::: Data for processing :::

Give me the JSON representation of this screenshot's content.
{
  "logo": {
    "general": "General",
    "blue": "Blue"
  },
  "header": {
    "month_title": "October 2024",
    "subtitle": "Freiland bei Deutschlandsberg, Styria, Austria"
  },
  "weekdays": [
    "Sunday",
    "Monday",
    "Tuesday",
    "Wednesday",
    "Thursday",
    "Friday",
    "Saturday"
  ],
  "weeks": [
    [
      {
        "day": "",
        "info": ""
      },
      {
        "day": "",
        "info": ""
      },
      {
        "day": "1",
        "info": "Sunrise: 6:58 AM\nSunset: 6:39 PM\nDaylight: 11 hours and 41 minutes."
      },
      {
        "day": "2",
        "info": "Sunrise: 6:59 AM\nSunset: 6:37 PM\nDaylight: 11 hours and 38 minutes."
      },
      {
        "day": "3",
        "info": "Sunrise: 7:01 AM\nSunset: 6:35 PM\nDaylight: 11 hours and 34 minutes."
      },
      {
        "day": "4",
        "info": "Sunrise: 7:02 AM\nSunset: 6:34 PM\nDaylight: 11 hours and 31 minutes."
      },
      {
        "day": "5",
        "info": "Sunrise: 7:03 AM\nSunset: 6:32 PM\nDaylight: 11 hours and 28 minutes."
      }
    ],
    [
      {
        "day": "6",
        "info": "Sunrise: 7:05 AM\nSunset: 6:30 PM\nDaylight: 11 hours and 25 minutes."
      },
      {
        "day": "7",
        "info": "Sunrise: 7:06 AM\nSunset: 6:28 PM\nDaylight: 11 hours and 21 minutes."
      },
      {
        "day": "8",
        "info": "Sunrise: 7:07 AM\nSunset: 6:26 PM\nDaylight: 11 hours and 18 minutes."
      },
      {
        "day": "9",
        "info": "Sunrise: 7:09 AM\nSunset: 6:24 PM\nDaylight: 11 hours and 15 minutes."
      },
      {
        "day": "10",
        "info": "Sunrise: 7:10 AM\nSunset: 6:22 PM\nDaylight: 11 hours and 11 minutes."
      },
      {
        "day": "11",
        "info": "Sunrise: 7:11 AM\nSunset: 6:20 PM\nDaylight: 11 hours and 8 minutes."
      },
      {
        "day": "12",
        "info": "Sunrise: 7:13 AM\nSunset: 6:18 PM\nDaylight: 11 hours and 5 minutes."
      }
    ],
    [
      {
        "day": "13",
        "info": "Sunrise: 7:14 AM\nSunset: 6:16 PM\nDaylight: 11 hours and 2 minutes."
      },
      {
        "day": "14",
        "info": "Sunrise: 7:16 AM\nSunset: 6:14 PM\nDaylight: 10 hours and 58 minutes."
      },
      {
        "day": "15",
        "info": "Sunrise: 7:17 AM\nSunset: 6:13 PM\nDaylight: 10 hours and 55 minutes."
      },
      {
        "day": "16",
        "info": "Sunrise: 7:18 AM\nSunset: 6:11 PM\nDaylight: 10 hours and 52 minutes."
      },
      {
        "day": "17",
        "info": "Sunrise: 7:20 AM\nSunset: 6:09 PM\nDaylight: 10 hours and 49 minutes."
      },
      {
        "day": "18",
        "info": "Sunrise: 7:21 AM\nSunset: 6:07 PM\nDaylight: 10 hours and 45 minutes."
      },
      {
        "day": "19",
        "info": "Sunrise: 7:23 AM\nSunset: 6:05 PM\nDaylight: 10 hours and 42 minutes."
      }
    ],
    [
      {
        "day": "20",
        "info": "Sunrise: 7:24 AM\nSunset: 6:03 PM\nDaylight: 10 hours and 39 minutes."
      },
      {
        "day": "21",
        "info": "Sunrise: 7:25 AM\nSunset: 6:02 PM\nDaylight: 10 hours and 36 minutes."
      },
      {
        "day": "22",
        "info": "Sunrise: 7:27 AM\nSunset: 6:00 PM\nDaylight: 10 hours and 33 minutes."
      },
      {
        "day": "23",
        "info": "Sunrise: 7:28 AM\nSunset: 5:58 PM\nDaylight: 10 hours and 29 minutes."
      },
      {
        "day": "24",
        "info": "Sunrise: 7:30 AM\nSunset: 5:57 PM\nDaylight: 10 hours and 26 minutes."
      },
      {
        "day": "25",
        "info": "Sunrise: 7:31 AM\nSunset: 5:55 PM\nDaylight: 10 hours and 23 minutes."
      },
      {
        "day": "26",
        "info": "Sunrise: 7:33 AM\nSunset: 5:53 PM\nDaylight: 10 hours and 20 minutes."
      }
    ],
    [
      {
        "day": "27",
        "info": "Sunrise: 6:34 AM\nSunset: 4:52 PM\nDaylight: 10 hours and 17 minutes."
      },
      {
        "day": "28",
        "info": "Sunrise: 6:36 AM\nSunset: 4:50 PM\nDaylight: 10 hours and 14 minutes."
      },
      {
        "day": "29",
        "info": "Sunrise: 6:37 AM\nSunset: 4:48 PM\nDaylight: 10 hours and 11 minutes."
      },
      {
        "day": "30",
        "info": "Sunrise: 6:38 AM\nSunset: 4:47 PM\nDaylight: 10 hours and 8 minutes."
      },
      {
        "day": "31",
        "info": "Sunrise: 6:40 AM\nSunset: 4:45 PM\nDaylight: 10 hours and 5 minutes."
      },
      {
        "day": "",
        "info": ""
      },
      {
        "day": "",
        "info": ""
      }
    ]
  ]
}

:::

__Instructions to follow__: Your task is to transcribe the material exactly.

__Final answer__:
Give me the JSON representation of this screenshot's content.
{
  "logo": {
    "general": "General",
    "blue": "Blue"
  },
  "header": {
    "month_title": "October 2024",
    "subtitle": "Freiland bei Deutschlandsberg, Styria, Austria"
  },
  "weekdays": [
    "Sunday",
    "Monday",
    "Tuesday",
    "Wednesday",
    "Thursday",
    "Friday",
    "Saturday"
  ],
  "weeks": [
    [
      {
        "day": "",
        "info": ""
      },
      {
        "day": "",
        "info": ""
      },
      {
        "day": "1",
        "info": "Sunrise: 6:58 AM\nSunset: 6:39 PM\nDaylight: 11 hours and 41 minutes."
      },
      {
        "day": "2",
        "info": "Sunrise: 6:59 AM\nSunset: 6:37 PM\nDaylight: 11 hours and 38 minutes."
      },
      {
        "day": "3",
        "info": "Sunrise: 7:01 AM\nSunset: 6:35 PM\nDaylight: 11 hours and 34 minutes."
      },
      {
        "day": "4",
        "info": "Sunrise: 7:02 AM\nSunset: 6:34 PM\nDaylight: 11 hours and 31 minutes."
      },
      {
        "day": "5",
        "info": "Sunrise: 7:03 AM\nSunset: 6:32 PM\nDaylight: 11 hours and 28 minutes."
      }
    ],
    [
      {
        "day": "6",
        "info": "Sunrise: 7:05 AM\nSunset: 6:30 PM\nDaylight: 11 hours and 25 minutes."
      },
      {
        "day": "7",
        "info": "Sunrise: 7:06 AM\nSunset: 6:28 PM\nDaylight: 11 hours and 21 minutes."
      },
      {
        "day": "8",
        "info": "Sunrise: 7:07 AM\nSunset: 6:26 PM\nDaylight: 11 hours and 18 minutes."
      },
      {
        "day": "9",
        "info": "Sunrise: 7:09 AM\nSunset: 6:24 PM\nDaylight: 11 hours and 15 minutes."
      },
      {
        "day": "10",
        "info": "Sunrise: 7:10 AM\nSunset: 6:22 PM\nDaylight: 11 hours and 11 minutes."
      },
      {
        "day": "11",
        "info": "Sunrise: 7:11 AM\nSunset: 6:20 PM\nDaylight: 11 hours and 8 minutes."
      },
      {
        "day": "12",
        "info": "Sunrise: 7:13 AM\nSunset: 6:18 PM\nDaylight: 11 hours and 5 minutes."
      }
    ],
    [
      {
        "day": "13",
        "info": "Sunrise: 7:14 AM\nSunset: 6:16 PM\nDaylight: 11 hours and 2 minutes."
      },
      {
        "day": "14",
        "info": "Sunrise: 7:16 AM\nSunset: 6:14 PM\nDaylight: 10 hours and 58 minutes."
      },
      {
        "day": "15",
        "info": "Sunrise: 7:17 AM\nSunset: 6:13 PM\nDaylight: 10 hours and 55 minutes."
      },
      {
        "day": "16",
        "info": "Sunrise: 7:18 AM\nSunset: 6:11 PM\nDaylight: 10 hours and 52 minutes."
      },
      {
        "day": "17",
        "info": "Sunrise: 7:20 AM\nSunset: 6:09 PM\nDaylight: 10 hours and 49 minutes."
      },
      {
        "day": "18",
        "info": "Sunrise: 7:21 AM\nSunset: 6:07 PM\nDaylight: 10 hours and 45 minutes."
      },
      {
        "day": "19",
        "info": "Sunrise: 7:23 AM\nSunset: 6:05 PM\nDaylight: 10 hours and 42 minutes."
      }
    ],
    [
      {
        "day": "20",
        "info": "Sunrise: 7:24 AM\nSunset: 6:03 PM\nDaylight: 10 hours and 39 minutes."
      },
      {
        "day": "21",
        "info": "Sunrise: 7:25 AM\nSunset: 6:02 PM\nDaylight: 10 hours and 36 minutes."
      },
      {
        "day": "22",
        "info": "Sunrise: 7:27 AM\nSunset: 6:00 PM\nDaylight: 10 hours and 33 minutes."
      },
      {
        "day": "23",
        "info": "Sunrise: 7:28 AM\nSunset: 5:58 PM\nDaylight: 10 hours and 29 minutes."
      },
      {
        "day": "24",
        "info": "Sunrise: 7:30 AM\nSunset: 5:57 PM\nDaylight: 10 hours and 26 minutes."
      },
      {
        "day": "25",
        "info": "Sunrise: 7:31 AM\nSunset: 5:55 PM\nDaylight: 10 hours and 23 minutes."
      },
      {
        "day": "26",
        "info": "Sunrise: 7:33 AM\nSunset: 5:53 PM\nDaylight: 10 hours and 20 minutes."
      }
    ],
    [
      {
        "day": "27",
        "info": "Sunrise: 6:34 AM\nSunset: 4:52 PM\nDaylight: 10 hours and 17 minutes."
      },
      {
        "day": "28",
        "info": "Sunrise: 6:36 AM\nSunset: 4:50 PM\nDaylight: 10 hours and 14 minutes."
      },
      {
        "day": "29",
        "info": "Sunrise: 6:37 AM\nSunset: 4:48 PM\nDaylight: 10 hours and 11 minutes."
      },
      {
        "day": "30",
        "info": "Sunrise: 6:38 AM\nSunset: 4:47 PM\nDaylight: 10 hours and 8 minutes."
      },
      {
        "day": "31",
        "info": "Sunrise: 6:40 AM\nSunset: 4:45 PM\nDaylight: 10 hours and 5 minutes."
      },
      {
        "day": "",
        "info": ""
      },
      {
        "day": "",
        "info": ""
      }
    ]
  ]
}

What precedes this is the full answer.